_RECORDS SUPPLIED_
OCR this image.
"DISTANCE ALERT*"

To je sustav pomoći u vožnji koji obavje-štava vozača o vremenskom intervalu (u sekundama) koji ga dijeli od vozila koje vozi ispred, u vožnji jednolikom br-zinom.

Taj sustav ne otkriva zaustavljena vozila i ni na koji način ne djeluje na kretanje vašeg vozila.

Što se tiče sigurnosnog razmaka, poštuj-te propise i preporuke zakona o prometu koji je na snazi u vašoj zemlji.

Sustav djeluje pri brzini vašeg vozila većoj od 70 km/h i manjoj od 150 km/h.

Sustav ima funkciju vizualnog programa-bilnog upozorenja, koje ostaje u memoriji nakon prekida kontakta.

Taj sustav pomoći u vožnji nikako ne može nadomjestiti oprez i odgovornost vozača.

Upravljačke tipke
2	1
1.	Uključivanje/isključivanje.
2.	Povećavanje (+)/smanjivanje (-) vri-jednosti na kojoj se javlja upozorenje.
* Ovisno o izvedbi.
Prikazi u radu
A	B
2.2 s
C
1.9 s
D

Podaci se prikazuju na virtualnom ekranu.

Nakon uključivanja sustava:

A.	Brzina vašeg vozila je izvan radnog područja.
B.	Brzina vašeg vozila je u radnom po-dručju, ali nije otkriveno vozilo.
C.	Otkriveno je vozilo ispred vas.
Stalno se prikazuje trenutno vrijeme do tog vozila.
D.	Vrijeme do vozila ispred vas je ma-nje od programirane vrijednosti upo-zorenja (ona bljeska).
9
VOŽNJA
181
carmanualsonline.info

_TASK_
Print back all the lines verbatim.

_THE COMPLETED TASK_
OCR this image.
"DISTANCE ALERT*"

To je sustav pomoći u vožnji koji obavje-štava vozača o vremenskom intervalu (u sekundama) koji ga dijeli od vozila koje vozi ispred, u vožnji jednolikom br-zinom.

Taj sustav ne otkriva zaustavljena vozila i ni na koji način ne djeluje na kretanje vašeg vozila.

Što se tiče sigurnosnog razmaka, poštuj-te propise i preporuke zakona o prometu koji je na snazi u vašoj zemlji.

Sustav djeluje pri brzini vašeg vozila većoj od 70 km/h i manjoj od 150 km/h.

Sustav ima funkciju vizualnog programa-bilnog upozorenja, koje ostaje u memoriji nakon prekida kontakta.

Taj sustav pomoći u vožnji nikako ne može nadomjestiti oprez i odgovornost vozača.

Upravljačke tipke
2	1
1.	Uključivanje/isključivanje.
2.	Povećavanje (+)/smanjivanje (-) vri-jednosti na kojoj se javlja upozorenje.
* Ovisno o izvedbi.
Prikazi u radu
A	B
2.2 s
C
1.9 s
D

Podaci se prikazuju na virtualnom ekranu.

Nakon uključivanja sustava:

A.	Brzina vašeg vozila je izvan radnog područja.
B.	Brzina vašeg vozila je u radnom po-dručju, ali nije otkriveno vozilo.
C.	Otkriveno je vozilo ispred vas.
Stalno se prikazuje trenutno vrijeme do tog vozila.
D.	Vrijeme do vozila ispred vas je ma-nje od programirane vrijednosti upo-zorenja (ona bljeska).
9
VOŽNJA
181
carmanualsonline.info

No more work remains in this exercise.